● **TASK DETAILS**: For each line that holds "America", copy the line out.
— Start DATASET RECORDS —
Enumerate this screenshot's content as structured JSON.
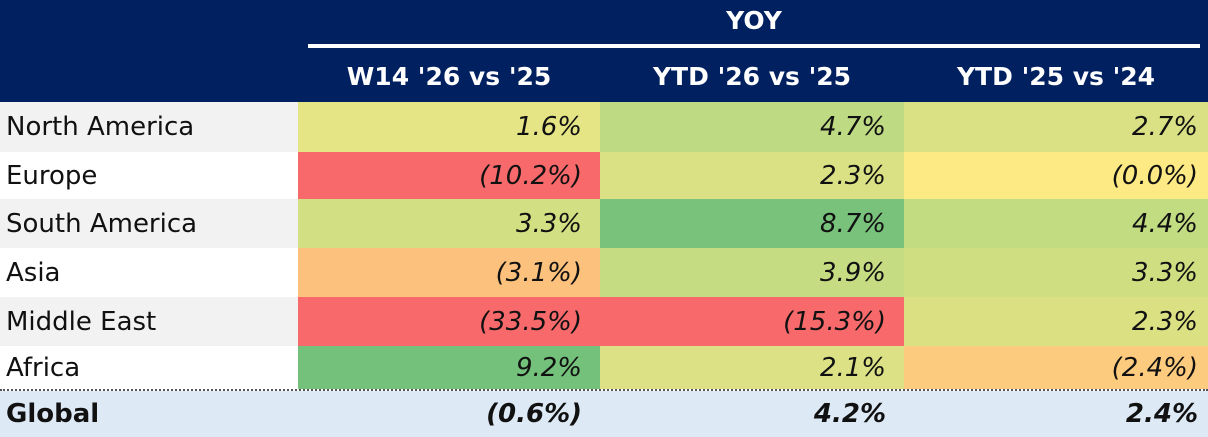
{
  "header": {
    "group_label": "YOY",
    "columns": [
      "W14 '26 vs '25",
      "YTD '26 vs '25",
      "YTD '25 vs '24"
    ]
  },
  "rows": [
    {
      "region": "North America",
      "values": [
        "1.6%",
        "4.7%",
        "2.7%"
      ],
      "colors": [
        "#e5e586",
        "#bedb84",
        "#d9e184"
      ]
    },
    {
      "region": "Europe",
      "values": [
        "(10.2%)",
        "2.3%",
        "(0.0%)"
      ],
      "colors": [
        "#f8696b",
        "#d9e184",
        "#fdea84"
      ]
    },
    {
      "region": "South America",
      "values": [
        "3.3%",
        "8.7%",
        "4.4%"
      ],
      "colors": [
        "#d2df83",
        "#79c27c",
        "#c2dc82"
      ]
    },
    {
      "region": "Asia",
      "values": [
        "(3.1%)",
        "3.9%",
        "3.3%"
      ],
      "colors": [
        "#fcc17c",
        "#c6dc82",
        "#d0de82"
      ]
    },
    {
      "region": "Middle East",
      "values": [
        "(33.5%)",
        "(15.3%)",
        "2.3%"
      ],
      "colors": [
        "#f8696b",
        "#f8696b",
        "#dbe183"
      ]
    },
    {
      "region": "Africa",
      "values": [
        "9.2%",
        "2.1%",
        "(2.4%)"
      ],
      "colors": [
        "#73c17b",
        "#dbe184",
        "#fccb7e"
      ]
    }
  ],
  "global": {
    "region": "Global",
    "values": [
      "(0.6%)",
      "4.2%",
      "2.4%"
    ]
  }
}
— End DATASET RECORDS —
— Start DATASET RECORDS —
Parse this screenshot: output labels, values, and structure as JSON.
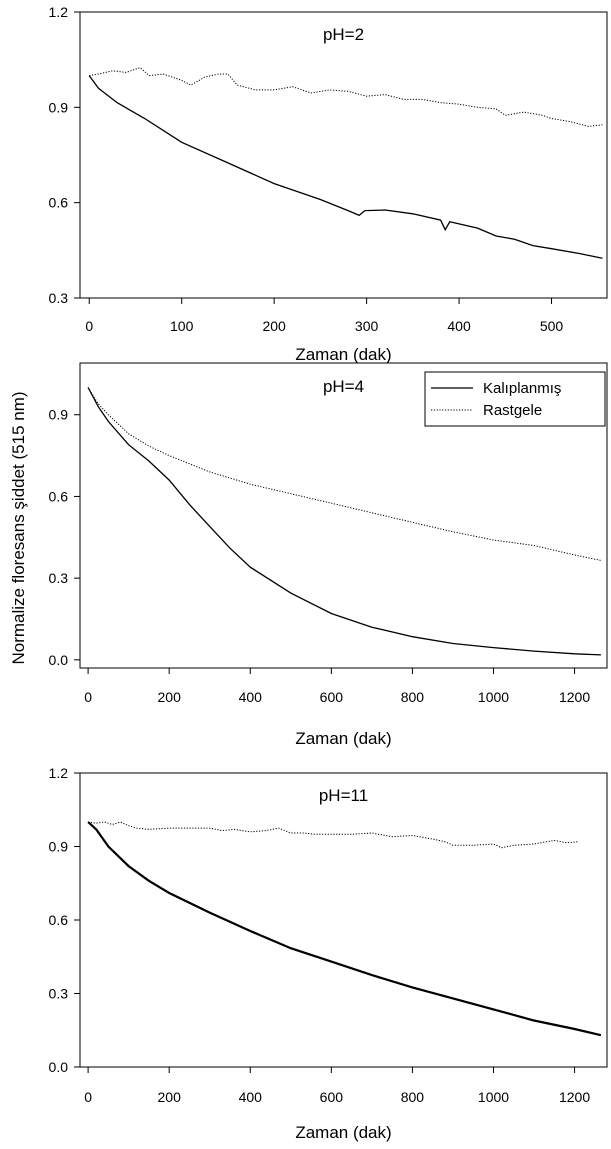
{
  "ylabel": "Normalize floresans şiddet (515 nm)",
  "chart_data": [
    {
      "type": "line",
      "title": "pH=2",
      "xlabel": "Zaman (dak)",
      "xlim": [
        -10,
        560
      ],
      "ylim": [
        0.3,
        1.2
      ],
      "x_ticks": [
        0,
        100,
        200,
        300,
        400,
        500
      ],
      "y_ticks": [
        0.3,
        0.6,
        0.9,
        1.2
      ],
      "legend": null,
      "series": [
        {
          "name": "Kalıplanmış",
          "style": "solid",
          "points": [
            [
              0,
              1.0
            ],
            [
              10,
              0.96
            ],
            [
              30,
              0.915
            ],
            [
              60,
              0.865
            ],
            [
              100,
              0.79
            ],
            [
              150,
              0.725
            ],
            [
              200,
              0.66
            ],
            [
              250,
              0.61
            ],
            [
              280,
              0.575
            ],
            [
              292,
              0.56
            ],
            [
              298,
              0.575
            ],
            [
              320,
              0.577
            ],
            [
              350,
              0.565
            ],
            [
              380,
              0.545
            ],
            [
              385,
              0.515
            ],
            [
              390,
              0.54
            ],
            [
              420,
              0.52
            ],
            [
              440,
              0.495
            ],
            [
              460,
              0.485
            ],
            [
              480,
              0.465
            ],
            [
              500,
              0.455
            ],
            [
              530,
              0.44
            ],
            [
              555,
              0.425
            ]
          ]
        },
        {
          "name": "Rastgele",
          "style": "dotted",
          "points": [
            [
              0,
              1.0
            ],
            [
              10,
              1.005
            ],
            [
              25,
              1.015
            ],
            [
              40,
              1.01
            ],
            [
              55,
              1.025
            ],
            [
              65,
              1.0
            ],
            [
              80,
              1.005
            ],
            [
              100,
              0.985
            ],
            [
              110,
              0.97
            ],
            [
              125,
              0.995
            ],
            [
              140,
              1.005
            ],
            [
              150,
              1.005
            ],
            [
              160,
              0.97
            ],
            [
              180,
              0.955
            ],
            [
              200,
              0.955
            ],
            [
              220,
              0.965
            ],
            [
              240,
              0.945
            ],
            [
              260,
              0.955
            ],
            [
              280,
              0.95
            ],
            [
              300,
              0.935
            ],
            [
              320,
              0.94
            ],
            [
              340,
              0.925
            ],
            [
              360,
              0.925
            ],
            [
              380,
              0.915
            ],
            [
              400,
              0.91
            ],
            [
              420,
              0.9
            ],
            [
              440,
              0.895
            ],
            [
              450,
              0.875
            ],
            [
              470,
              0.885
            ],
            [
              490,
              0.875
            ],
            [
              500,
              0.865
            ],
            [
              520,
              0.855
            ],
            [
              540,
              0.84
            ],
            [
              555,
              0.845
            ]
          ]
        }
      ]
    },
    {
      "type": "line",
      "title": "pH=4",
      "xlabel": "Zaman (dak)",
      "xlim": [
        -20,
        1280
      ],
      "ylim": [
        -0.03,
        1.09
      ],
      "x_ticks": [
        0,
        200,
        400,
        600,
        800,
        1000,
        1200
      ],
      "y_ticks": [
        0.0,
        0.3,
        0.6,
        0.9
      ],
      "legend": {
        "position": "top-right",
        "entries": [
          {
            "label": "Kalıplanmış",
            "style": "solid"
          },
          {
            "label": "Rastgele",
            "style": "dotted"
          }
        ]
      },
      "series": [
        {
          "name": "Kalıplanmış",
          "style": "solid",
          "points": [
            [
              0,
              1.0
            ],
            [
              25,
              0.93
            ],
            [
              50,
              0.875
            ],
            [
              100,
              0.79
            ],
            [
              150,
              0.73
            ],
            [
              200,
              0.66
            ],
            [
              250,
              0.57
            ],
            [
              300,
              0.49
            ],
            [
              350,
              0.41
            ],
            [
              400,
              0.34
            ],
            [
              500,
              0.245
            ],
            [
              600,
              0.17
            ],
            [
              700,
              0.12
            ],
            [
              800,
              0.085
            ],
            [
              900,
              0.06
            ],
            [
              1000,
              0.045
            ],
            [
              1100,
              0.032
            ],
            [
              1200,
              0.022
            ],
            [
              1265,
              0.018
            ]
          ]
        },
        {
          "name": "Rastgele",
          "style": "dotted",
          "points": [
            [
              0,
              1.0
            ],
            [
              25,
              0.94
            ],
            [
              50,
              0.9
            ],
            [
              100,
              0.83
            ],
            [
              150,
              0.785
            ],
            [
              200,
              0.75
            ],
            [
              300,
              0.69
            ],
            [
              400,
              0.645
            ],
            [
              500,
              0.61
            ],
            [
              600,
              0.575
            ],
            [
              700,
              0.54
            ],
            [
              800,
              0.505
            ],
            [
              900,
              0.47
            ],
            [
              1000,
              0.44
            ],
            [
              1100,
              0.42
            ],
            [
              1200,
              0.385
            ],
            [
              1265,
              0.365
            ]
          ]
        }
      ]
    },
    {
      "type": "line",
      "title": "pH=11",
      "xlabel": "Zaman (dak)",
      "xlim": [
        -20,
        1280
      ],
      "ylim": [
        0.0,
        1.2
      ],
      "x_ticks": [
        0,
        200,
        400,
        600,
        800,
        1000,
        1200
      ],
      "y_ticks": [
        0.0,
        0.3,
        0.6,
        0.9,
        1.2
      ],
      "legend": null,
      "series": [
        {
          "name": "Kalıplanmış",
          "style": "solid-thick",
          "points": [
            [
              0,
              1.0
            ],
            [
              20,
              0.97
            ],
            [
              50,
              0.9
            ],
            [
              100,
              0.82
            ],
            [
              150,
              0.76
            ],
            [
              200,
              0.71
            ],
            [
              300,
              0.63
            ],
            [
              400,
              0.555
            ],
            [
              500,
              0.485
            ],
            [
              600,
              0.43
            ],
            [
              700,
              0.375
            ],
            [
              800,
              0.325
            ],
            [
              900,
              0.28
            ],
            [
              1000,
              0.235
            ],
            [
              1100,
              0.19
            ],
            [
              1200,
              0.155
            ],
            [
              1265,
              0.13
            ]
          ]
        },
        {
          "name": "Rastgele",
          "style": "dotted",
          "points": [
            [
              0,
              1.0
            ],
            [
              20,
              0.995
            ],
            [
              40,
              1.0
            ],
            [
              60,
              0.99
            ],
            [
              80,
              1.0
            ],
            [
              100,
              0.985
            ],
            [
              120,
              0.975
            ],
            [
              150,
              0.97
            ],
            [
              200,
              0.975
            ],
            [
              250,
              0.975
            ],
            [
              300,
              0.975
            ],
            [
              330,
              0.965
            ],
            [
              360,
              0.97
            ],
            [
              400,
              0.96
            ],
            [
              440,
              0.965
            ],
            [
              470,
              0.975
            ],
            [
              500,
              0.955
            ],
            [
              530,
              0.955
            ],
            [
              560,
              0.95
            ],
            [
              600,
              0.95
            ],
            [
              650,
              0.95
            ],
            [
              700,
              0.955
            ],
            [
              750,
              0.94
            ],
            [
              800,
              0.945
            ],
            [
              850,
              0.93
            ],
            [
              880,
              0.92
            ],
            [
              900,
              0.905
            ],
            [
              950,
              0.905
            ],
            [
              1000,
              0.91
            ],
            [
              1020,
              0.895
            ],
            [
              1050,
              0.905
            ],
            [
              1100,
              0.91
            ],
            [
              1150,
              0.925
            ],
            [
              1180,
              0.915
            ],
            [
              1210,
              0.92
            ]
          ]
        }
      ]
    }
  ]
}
— End DATASET RECORDS —
● **ANSWER FOR THIS EXERCISE**:
      "region": "North America",
      "region": "South America",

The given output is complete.